● **Task goal**
Output the records. Match them exactly.

● **Listing**
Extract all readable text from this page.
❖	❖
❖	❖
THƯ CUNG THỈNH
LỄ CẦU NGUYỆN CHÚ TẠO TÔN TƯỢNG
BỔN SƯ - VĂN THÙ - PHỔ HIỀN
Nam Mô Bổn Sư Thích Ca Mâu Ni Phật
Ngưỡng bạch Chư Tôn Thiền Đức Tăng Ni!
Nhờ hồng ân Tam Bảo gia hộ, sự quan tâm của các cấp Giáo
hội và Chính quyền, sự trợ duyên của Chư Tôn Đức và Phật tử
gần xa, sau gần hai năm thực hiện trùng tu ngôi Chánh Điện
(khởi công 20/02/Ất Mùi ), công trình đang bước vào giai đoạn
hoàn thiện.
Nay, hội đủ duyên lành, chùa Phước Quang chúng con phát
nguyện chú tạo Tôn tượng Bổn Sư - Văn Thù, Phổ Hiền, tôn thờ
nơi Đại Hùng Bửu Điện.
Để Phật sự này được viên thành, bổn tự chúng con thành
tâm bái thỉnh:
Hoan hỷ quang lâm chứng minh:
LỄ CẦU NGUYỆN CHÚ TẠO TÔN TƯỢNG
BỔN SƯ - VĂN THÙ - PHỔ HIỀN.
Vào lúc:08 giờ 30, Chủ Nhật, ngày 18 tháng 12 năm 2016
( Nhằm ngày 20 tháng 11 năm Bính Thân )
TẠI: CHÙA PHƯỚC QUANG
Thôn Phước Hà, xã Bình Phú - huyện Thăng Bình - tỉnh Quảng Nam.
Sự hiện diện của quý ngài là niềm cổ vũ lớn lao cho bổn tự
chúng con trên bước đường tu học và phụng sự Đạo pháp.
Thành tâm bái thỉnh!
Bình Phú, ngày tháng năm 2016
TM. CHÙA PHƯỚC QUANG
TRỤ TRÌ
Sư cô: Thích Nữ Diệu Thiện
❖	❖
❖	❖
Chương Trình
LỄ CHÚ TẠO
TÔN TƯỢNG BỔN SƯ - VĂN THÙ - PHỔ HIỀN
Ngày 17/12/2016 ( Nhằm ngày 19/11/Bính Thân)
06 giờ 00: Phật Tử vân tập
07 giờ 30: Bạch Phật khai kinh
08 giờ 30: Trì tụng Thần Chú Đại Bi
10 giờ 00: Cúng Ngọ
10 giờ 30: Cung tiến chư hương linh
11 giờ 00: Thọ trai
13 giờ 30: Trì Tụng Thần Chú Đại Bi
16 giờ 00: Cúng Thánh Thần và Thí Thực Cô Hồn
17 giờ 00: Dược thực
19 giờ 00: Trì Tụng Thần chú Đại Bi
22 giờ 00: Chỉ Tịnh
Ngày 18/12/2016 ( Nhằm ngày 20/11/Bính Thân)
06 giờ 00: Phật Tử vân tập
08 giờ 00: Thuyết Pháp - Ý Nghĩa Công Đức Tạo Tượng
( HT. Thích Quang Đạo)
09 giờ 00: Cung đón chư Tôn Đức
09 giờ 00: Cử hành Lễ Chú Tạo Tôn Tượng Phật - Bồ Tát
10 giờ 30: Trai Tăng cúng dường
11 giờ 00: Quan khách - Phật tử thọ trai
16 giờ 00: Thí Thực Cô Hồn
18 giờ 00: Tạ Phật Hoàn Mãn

● **Written answer**
Extract all readable text from this page.
❖	❖
❖	❖
THƯ CUNG THỈNH
LỄ CẦU NGUYỆN CHÚ TẠO TÔN TƯỢNG
BỔN SƯ - VĂN THÙ - PHỔ HIỀN
Nam Mô Bổn Sư Thích Ca Mâu Ni Phật
Ngưỡng bạch Chư Tôn Thiền Đức Tăng Ni!
Nhờ hồng ân Tam Bảo gia hộ, sự quan tâm của các cấp Giáo
hội và Chính quyền, sự trợ duyên của Chư Tôn Đức và Phật tử
gần xa, sau gần hai năm thực hiện trùng tu ngôi Chánh Điện
(khởi công 20/02/Ất Mùi ), công trình đang bước vào giai đoạn
hoàn thiện.
Nay, hội đủ duyên lành, chùa Phước Quang chúng con phát
nguyện chú tạo Tôn tượng Bổn Sư - Văn Thù, Phổ Hiền, tôn thờ
nơi Đại Hùng Bửu Điện.
Để Phật sự này được viên thành, bổn tự chúng con thành
tâm bái thỉnh:
Hoan hỷ quang lâm chứng minh:
LỄ CẦU NGUYỆN CHÚ TẠO TÔN TƯỢNG
BỔN SƯ - VĂN THÙ - PHỔ HIỀN.
Vào lúc:08 giờ 30, Chủ Nhật, ngày 18 tháng 12 năm 2016
( Nhằm ngày 20 tháng 11 năm Bính Thân )
TẠI: CHÙA PHƯỚC QUANG
Thôn Phước Hà, xã Bình Phú - huyện Thăng Bình - tỉnh Quảng Nam.
Sự hiện diện của quý ngài là niềm cổ vũ lớn lao cho bổn tự
chúng con trên bước đường tu học và phụng sự Đạo pháp.
Thành tâm bái thỉnh!
Bình Phú, ngày tháng năm 2016
TM. CHÙA PHƯỚC QUANG
TRỤ TRÌ
Sư cô: Thích Nữ Diệu Thiện
❖	❖
❖	❖
Chương Trình
LỄ CHÚ TẠO
TÔN TƯỢNG BỔN SƯ - VĂN THÙ - PHỔ HIỀN
Ngày 17/12/2016 ( Nhằm ngày 19/11/Bính Thân)
06 giờ 00: Phật Tử vân tập
07 giờ 30: Bạch Phật khai kinh
08 giờ 30: Trì tụng Thần Chú Đại Bi
10 giờ 00: Cúng Ngọ
10 giờ 30: Cung tiến chư hương linh
11 giờ 00: Thọ trai
13 giờ 30: Trì Tụng Thần Chú Đại Bi
16 giờ 00: Cúng Thánh Thần và Thí Thực Cô Hồn
17 giờ 00: Dược thực
19 giờ 00: Trì Tụng Thần chú Đại Bi
22 giờ 00: Chỉ Tịnh
Ngày 18/12/2016 ( Nhằm ngày 20/11/Bính Thân)
06 giờ 00: Phật Tử vân tập
08 giờ 00: Thuyết Pháp - Ý Nghĩa Công Đức Tạo Tượng
( HT. Thích Quang Đạo)
09 giờ 00: Cung đón chư Tôn Đức
09 giờ 00: Cử hành Lễ Chú Tạo Tôn Tượng Phật - Bồ Tát
10 giờ 30: Trai Tăng cúng dường
11 giờ 00: Quan khách - Phật tử thọ trai
16 giờ 00: Thí Thực Cô Hồn
18 giờ 00: Tạ Phật Hoàn Mãn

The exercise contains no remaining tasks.